[Dataset records]
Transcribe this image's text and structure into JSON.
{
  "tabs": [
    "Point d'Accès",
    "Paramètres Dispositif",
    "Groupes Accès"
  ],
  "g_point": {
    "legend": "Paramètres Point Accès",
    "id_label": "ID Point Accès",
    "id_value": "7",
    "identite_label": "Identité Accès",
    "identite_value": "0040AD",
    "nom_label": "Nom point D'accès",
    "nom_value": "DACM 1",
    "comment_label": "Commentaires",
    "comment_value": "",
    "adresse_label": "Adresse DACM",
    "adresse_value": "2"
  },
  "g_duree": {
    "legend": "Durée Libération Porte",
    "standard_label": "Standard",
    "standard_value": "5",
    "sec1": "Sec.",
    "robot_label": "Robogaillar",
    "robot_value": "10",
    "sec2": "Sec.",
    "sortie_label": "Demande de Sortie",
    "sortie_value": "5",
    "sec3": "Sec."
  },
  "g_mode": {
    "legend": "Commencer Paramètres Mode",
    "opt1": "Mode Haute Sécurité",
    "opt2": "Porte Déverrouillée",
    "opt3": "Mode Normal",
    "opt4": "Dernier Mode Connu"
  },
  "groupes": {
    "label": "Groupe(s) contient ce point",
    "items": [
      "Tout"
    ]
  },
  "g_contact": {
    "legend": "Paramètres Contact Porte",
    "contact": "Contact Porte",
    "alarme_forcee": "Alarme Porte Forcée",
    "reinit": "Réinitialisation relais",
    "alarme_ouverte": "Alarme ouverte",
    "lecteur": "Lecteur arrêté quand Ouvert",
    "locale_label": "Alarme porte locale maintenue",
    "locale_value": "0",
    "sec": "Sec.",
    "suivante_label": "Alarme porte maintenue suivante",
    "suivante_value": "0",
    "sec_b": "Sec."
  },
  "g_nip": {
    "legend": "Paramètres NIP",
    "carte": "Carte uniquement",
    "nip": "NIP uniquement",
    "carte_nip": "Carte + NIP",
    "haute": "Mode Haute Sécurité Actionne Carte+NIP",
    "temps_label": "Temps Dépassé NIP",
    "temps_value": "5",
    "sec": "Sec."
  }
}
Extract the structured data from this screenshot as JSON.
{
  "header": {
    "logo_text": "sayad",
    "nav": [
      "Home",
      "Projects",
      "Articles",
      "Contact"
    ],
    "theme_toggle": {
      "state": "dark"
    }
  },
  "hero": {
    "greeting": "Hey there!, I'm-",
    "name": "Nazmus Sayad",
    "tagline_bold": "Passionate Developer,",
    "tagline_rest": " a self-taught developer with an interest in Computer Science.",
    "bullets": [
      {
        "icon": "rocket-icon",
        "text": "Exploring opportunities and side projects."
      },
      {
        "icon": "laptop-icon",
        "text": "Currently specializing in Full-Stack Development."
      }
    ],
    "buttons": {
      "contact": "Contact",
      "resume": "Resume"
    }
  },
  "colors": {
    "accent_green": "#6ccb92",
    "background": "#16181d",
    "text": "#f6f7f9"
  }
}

Your goal
Pull every line holding "Carte" out of the records.

Reply
    "carte": "Carte uniquement",
    "carte_nip": "Carte + NIP",
    "haute": "Mode Haute Sécurité Actionne Carte+NIP",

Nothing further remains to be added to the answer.